--- Written task ---
Each entry below is to be written out exactly, and the pictures are to be left out.

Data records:
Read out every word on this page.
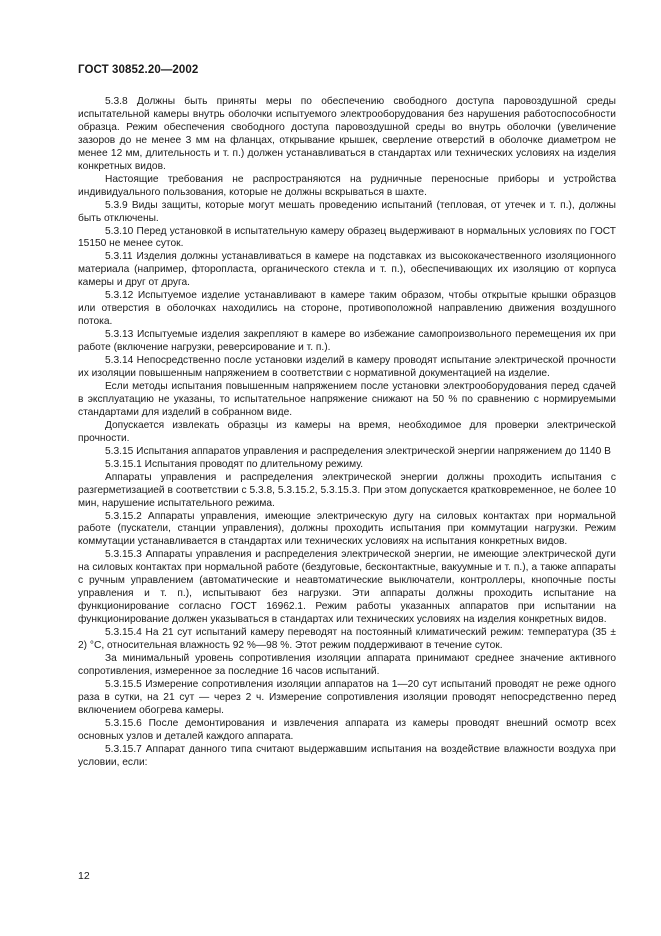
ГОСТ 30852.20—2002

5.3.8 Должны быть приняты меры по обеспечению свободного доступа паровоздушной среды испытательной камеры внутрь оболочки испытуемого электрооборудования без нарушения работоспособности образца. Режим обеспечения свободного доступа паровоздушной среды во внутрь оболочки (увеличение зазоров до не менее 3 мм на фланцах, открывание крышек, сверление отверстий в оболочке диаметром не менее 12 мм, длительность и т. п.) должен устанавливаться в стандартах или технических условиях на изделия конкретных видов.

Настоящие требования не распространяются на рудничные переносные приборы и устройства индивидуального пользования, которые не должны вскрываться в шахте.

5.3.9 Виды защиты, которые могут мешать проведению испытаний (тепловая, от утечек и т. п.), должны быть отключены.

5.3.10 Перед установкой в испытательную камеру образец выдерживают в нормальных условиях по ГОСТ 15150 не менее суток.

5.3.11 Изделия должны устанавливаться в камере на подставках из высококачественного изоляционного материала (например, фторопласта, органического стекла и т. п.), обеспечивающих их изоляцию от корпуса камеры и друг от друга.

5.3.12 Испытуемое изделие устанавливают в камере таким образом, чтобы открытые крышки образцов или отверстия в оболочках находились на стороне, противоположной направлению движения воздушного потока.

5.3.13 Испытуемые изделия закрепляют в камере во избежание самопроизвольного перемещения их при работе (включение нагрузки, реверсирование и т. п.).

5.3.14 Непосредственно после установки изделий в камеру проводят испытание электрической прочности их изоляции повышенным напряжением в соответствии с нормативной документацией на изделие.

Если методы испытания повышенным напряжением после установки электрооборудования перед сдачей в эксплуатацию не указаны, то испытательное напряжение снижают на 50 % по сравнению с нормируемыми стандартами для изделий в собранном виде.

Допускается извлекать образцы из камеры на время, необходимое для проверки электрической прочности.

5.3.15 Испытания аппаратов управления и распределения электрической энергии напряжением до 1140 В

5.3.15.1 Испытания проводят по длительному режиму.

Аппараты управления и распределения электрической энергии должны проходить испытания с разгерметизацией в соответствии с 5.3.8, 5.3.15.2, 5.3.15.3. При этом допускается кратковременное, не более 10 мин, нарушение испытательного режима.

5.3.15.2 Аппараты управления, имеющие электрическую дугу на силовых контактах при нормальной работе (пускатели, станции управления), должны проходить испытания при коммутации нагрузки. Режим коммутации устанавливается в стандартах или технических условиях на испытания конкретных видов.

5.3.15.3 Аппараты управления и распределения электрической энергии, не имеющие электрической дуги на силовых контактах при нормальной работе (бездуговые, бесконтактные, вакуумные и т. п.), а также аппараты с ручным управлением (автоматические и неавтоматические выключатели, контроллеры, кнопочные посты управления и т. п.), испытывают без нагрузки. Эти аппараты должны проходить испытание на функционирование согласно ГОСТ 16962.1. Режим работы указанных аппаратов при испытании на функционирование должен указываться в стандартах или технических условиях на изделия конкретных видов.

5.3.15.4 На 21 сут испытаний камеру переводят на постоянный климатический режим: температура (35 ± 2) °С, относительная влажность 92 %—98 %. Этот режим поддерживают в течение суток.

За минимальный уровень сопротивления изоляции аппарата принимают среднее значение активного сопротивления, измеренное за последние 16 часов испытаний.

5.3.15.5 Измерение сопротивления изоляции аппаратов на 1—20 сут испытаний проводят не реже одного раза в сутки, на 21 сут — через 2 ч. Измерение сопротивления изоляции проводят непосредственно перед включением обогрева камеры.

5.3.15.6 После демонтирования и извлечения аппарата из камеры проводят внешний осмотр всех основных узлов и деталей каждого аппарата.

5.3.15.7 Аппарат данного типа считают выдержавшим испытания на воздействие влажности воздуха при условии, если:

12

--- Output of the exercise ---
Read out every word on this page.
ГОСТ 30852.20—2002

5.3.8 Должны быть приняты меры по обеспечению свободного доступа паровоздушной среды испытательной камеры внутрь оболочки испытуемого электрооборудования без нарушения работоспособности образца. Режим обеспечения свободного доступа паровоздушной среды во внутрь оболочки (увеличение зазоров до не менее 3 мм на фланцах, открывание крышек, сверление отверстий в оболочке диаметром не менее 12 мм, длительность и т. п.) должен устанавливаться в стандартах или технических условиях на изделия конкретных видов.

Настоящие требования не распространяются на рудничные переносные приборы и устройства индивидуального пользования, которые не должны вскрываться в шахте.

5.3.9 Виды защиты, которые могут мешать проведению испытаний (тепловая, от утечек и т. п.), должны быть отключены.

5.3.10 Перед установкой в испытательную камеру образец выдерживают в нормальных условиях по ГОСТ 15150 не менее суток.

5.3.11 Изделия должны устанавливаться в камере на подставках из высококачественного изоляционного материала (например, фторопласта, органического стекла и т. п.), обеспечивающих их изоляцию от корпуса камеры и друг от друга.

5.3.12 Испытуемое изделие устанавливают в камере таким образом, чтобы открытые крышки образцов или отверстия в оболочках находились на стороне, противоположной направлению движения воздушного потока.

5.3.13 Испытуемые изделия закрепляют в камере во избежание самопроизвольного перемещения их при работе (включение нагрузки, реверсирование и т. п.).

5.3.14 Непосредственно после установки изделий в камеру проводят испытание электрической прочности их изоляции повышенным напряжением в соответствии с нормативной документацией на изделие.

Если методы испытания повышенным напряжением после установки электрооборудования перед сдачей в эксплуатацию не указаны, то испытательное напряжение снижают на 50 % по сравнению с нормируемыми стандартами для изделий в собранном виде.

Допускается извлекать образцы из камеры на время, необходимое для проверки электрической прочности.

5.3.15 Испытания аппаратов управления и распределения электрической энергии напряжением до 1140 В

5.3.15.1 Испытания проводят по длительному режиму.

Аппараты управления и распределения электрической энергии должны проходить испытания с разгерметизацией в соответствии с 5.3.8, 5.3.15.2, 5.3.15.3. При этом допускается кратковременное, не более 10 мин, нарушение испытательного режима.

5.3.15.2 Аппараты управления, имеющие электрическую дугу на силовых контактах при нормальной работе (пускатели, станции управления), должны проходить испытания при коммутации нагрузки. Режим коммутации устанавливается в стандартах или технических условиях на испытания конкретных видов.

5.3.15.3 Аппараты управления и распределения электрической энергии, не имеющие электрической дуги на силовых контактах при нормальной работе (бездуговые, бесконтактные, вакуумные и т. п.), а также аппараты с ручным управлением (автоматические и неавтоматические выключатели, контроллеры, кнопочные посты управления и т. п.), испытывают без нагрузки. Эти аппараты должны проходить испытание на функционирование согласно ГОСТ 16962.1. Режим работы указанных аппаратов при испытании на функционирование должен указываться в стандартах или технических условиях на изделия конкретных видов.

5.3.15.4 На 21 сут испытаний камеру переводят на постоянный климатический режим: температура (35 ± 2) °С, относительная влажность 92 %—98 %. Этот режим поддерживают в течение суток.

За минимальный уровень сопротивления изоляции аппарата принимают среднее значение активного сопротивления, измеренное за последние 16 часов испытаний.

5.3.15.5 Измерение сопротивления изоляции аппаратов на 1—20 сут испытаний проводят не реже одного раза в сутки, на 21 сут — через 2 ч. Измерение сопротивления изоляции проводят непосредственно перед включением обогрева камеры.

5.3.15.6 После демонтирования и извлечения аппарата из камеры проводят внешний осмотр всех основных узлов и деталей каждого аппарата.

5.3.15.7 Аппарат данного типа считают выдержавшим испытания на воздействие влажности воздуха при условии, если:

12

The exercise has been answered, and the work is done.